Exercise goal
Repeat the listing word for word, from its first line through the line that contains "plot-frame xyxy=(89,36,754,642)", including both of those lines.

Provided information

- - -

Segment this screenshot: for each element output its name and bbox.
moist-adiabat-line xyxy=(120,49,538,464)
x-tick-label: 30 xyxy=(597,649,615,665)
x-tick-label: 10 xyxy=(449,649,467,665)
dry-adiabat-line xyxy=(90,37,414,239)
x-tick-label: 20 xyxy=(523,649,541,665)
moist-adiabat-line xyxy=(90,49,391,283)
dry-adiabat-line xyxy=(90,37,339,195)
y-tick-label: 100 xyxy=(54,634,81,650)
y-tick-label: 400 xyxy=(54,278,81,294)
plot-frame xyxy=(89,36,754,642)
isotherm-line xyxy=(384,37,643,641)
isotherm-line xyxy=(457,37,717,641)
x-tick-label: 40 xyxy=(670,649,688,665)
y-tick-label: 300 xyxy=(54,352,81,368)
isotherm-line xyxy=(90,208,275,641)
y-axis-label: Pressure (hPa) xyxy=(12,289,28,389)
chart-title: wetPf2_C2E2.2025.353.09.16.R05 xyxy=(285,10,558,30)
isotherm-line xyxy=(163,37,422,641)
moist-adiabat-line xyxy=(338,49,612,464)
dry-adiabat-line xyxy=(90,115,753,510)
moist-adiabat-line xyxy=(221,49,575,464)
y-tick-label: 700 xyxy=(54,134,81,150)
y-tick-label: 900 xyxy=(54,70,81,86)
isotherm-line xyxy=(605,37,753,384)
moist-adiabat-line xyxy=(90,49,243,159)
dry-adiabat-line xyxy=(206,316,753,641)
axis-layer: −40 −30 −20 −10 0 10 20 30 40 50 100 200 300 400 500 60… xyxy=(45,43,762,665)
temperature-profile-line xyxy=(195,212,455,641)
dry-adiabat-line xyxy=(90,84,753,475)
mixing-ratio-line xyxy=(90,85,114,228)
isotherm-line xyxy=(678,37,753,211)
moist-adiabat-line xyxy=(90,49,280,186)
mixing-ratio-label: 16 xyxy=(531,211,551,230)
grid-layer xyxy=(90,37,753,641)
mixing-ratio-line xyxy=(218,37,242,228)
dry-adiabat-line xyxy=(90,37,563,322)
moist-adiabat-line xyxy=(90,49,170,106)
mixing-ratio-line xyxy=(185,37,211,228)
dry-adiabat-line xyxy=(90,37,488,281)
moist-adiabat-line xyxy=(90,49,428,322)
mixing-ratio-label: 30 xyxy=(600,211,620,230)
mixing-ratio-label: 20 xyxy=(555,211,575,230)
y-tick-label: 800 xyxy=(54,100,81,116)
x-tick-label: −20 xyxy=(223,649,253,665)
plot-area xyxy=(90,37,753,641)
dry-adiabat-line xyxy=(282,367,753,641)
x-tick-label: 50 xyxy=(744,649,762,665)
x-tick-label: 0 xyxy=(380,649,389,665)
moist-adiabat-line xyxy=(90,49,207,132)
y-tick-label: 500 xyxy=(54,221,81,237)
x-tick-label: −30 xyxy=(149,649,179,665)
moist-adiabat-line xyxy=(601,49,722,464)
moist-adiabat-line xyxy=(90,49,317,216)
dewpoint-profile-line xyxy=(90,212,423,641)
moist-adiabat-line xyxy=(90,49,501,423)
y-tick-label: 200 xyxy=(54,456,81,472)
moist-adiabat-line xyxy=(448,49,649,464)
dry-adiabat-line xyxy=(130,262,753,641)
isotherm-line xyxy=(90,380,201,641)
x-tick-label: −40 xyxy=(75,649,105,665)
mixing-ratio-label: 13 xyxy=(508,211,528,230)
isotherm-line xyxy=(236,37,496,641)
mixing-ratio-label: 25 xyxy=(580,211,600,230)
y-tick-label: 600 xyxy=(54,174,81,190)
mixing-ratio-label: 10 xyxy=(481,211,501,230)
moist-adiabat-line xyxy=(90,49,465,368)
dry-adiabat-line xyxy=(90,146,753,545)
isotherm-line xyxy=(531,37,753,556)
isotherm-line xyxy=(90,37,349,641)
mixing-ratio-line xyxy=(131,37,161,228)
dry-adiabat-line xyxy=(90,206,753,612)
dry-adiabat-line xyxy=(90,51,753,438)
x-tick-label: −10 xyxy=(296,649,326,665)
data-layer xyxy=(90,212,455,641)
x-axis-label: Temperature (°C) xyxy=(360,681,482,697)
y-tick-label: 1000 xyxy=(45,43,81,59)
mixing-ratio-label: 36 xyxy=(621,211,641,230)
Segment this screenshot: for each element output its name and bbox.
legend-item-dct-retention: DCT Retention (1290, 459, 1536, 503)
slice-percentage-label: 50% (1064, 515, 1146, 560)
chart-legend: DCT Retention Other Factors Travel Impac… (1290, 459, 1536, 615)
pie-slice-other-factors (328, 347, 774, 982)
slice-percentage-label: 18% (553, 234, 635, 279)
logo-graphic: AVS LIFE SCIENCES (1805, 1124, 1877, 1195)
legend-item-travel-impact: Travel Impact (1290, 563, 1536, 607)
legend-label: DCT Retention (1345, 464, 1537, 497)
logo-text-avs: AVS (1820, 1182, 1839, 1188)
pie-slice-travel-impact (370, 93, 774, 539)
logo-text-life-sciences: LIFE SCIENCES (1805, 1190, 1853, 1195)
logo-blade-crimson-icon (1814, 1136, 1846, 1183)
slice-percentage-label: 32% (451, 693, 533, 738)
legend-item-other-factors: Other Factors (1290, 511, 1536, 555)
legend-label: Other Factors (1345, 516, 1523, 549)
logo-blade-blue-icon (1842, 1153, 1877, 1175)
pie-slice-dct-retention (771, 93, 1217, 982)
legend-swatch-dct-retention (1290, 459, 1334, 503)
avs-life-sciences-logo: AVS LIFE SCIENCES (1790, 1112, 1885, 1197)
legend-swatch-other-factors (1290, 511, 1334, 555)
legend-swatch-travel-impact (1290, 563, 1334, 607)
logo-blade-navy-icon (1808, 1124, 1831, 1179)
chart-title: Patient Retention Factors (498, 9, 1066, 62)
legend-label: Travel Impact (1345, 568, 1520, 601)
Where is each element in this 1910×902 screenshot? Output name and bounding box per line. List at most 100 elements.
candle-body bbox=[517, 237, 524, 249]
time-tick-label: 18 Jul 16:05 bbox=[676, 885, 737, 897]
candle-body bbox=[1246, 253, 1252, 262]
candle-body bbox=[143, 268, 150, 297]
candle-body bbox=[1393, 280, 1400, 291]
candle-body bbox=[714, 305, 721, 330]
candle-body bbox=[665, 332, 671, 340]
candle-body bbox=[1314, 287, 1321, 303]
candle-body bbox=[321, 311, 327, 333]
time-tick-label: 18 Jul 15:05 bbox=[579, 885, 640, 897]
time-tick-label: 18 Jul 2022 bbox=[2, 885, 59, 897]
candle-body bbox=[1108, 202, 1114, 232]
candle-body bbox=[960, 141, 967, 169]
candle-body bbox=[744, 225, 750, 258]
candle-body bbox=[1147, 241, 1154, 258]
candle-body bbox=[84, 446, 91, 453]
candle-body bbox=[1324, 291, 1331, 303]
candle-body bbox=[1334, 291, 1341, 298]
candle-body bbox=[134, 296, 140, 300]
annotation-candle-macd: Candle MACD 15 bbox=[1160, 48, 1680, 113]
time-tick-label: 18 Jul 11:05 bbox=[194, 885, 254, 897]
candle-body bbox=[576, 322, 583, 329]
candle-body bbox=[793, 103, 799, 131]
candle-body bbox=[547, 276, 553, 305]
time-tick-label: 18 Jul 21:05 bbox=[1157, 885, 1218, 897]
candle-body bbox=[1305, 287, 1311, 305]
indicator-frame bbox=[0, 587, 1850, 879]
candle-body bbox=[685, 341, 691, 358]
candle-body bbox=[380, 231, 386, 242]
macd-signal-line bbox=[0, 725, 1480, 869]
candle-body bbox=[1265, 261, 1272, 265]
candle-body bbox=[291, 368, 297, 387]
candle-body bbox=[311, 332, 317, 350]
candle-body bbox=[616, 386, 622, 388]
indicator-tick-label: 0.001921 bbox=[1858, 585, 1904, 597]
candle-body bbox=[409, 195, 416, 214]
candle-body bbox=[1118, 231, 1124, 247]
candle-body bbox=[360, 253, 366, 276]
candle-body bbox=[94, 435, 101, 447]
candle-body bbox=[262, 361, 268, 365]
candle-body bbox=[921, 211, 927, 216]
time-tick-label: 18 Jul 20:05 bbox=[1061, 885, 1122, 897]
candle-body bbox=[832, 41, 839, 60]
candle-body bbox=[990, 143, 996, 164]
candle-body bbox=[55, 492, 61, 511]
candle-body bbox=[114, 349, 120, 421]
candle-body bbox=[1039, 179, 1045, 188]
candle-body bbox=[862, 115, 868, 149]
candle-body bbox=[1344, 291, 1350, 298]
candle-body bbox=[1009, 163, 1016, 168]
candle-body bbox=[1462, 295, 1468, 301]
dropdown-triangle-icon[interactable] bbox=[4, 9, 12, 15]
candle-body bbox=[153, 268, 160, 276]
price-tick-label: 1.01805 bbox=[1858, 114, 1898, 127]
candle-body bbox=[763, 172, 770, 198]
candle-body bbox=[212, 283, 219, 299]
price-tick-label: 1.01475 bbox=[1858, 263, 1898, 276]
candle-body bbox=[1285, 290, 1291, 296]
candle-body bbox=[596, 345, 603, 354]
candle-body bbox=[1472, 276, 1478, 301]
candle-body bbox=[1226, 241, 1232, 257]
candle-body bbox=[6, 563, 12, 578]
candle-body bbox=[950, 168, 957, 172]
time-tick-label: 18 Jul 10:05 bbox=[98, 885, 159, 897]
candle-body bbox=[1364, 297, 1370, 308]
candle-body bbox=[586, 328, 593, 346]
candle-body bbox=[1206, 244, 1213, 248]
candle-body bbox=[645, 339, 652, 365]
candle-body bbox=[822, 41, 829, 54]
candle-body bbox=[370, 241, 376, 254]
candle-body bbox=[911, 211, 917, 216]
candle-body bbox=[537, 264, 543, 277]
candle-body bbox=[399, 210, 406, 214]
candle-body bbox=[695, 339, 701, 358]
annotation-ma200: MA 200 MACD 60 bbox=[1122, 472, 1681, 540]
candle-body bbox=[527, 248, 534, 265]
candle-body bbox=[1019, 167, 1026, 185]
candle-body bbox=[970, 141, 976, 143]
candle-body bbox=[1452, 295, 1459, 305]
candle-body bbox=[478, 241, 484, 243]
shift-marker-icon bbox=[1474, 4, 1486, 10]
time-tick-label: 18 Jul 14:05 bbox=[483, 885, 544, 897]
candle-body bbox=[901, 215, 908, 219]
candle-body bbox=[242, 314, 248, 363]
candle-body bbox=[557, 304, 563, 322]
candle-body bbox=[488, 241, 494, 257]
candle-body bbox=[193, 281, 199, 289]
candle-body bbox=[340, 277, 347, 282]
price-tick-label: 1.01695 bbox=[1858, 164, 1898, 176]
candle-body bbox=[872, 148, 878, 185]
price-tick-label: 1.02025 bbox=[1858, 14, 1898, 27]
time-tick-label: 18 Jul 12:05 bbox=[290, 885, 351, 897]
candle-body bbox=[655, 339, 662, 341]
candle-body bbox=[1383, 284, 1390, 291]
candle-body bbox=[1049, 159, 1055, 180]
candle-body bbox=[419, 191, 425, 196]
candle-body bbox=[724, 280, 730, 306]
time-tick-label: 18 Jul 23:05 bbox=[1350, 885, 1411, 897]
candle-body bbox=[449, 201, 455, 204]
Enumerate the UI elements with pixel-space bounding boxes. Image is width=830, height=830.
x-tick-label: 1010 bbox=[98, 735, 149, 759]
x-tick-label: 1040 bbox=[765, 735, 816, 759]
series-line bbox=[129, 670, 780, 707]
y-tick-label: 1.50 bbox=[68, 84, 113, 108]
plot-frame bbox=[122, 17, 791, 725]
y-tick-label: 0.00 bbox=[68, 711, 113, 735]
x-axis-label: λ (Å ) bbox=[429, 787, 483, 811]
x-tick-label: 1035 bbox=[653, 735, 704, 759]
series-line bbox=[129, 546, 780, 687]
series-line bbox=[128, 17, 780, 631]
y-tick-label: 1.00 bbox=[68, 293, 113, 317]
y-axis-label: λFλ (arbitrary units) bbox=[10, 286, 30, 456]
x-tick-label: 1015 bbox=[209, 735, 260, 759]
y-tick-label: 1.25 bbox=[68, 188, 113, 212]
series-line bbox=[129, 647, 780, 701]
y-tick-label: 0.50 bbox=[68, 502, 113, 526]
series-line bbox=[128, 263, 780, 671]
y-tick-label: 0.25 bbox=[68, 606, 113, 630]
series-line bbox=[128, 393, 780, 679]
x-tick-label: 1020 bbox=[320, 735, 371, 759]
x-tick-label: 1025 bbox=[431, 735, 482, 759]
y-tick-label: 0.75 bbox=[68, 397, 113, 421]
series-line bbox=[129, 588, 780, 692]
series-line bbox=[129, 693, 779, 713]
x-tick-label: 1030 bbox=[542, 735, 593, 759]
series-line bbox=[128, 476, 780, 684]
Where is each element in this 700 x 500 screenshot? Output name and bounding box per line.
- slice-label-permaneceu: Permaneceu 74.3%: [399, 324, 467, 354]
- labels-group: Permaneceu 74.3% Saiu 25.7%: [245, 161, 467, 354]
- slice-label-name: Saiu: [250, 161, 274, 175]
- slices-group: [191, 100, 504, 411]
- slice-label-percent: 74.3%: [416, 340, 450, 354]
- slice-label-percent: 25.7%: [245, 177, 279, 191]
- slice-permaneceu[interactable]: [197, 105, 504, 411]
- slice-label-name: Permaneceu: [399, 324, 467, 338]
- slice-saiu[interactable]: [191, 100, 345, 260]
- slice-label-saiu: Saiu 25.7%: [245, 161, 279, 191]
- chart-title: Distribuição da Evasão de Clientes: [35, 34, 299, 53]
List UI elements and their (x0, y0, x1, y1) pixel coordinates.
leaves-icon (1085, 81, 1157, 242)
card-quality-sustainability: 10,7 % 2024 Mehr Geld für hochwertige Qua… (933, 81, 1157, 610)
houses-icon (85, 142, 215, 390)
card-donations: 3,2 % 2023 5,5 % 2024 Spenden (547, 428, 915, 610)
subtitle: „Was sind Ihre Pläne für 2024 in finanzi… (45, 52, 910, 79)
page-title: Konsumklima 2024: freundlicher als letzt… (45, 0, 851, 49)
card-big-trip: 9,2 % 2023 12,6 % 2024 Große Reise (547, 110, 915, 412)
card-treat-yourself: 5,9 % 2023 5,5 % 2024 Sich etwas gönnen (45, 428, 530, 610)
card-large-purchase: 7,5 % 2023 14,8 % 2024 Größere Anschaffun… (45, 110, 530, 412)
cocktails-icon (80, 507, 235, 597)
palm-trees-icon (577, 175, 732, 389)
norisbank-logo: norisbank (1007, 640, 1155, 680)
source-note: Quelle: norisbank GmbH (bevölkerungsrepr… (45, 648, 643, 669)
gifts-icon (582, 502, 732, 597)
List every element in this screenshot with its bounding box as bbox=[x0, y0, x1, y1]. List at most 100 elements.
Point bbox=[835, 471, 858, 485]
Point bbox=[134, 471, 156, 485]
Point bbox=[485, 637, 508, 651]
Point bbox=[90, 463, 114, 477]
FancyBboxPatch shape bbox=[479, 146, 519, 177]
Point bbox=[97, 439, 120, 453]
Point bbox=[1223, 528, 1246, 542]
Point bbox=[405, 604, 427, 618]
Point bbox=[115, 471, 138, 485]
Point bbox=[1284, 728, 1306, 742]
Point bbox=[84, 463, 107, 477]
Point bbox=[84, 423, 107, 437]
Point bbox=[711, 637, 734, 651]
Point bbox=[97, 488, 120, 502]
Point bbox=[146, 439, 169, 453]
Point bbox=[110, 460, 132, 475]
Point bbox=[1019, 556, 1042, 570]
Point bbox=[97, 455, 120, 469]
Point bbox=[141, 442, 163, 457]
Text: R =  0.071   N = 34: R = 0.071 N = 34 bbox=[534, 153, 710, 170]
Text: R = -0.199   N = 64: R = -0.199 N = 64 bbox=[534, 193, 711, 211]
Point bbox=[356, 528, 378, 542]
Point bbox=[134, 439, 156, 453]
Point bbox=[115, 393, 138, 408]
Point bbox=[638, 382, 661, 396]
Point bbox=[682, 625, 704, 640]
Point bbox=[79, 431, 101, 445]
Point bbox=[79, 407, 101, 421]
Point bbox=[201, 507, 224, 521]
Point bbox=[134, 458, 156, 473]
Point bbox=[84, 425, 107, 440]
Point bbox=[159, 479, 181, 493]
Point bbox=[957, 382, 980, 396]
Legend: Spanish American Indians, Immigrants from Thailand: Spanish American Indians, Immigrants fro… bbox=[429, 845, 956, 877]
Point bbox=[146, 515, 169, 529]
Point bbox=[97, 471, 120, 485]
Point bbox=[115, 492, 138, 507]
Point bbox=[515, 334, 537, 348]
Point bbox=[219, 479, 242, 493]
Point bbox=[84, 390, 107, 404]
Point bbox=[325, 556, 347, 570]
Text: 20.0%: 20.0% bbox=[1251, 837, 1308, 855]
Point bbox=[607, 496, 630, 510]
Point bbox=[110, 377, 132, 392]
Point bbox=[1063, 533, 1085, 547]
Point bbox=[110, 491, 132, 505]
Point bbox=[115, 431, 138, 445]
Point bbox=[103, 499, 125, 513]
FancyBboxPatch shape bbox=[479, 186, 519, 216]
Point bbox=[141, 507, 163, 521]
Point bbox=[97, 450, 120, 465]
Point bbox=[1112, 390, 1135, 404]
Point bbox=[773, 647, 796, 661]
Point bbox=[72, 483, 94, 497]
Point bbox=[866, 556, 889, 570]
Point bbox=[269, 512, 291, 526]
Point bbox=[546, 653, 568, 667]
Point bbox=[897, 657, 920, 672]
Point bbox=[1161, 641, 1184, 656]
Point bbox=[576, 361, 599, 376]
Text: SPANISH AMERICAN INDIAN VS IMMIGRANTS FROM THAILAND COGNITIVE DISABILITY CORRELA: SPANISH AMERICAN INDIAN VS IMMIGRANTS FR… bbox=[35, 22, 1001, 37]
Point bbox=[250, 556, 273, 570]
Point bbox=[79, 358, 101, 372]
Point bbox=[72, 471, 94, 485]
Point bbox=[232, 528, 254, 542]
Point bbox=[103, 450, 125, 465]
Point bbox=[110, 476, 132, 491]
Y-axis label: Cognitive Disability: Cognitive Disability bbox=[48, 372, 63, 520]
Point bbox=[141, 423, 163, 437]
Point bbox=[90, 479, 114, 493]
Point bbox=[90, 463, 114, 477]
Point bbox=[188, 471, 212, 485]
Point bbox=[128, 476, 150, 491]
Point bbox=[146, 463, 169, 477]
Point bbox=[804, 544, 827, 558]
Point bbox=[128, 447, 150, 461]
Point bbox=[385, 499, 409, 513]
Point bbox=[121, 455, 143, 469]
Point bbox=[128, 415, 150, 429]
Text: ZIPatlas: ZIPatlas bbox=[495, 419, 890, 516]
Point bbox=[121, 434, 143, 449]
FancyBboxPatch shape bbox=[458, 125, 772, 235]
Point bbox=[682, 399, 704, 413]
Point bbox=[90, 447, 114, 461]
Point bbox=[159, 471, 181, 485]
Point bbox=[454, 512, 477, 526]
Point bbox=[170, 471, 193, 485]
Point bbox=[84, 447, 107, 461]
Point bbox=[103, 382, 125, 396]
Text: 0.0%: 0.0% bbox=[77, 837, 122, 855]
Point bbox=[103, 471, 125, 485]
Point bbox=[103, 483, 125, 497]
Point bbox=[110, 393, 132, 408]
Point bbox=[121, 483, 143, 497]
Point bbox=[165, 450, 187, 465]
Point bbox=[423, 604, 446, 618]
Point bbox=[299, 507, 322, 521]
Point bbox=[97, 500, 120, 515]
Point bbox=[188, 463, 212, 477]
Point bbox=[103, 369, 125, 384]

- - -

Solution for this exercise
Segment this screenshot: for each element output its name and bbox.
moist-adiabat-line xyxy=(120,49,538,464)
x-tick-label: 30 xyxy=(597,649,615,665)
x-tick-label: 10 xyxy=(449,649,467,665)
dry-adiabat-line xyxy=(90,37,414,239)
x-tick-label: 20 xyxy=(523,649,541,665)
moist-adiabat-line xyxy=(90,49,391,283)
dry-adiabat-line xyxy=(90,37,339,195)
y-tick-label: 100 xyxy=(54,634,81,650)
y-tick-label: 400 xyxy=(54,278,81,294)
plot-frame xyxy=(89,36,754,642)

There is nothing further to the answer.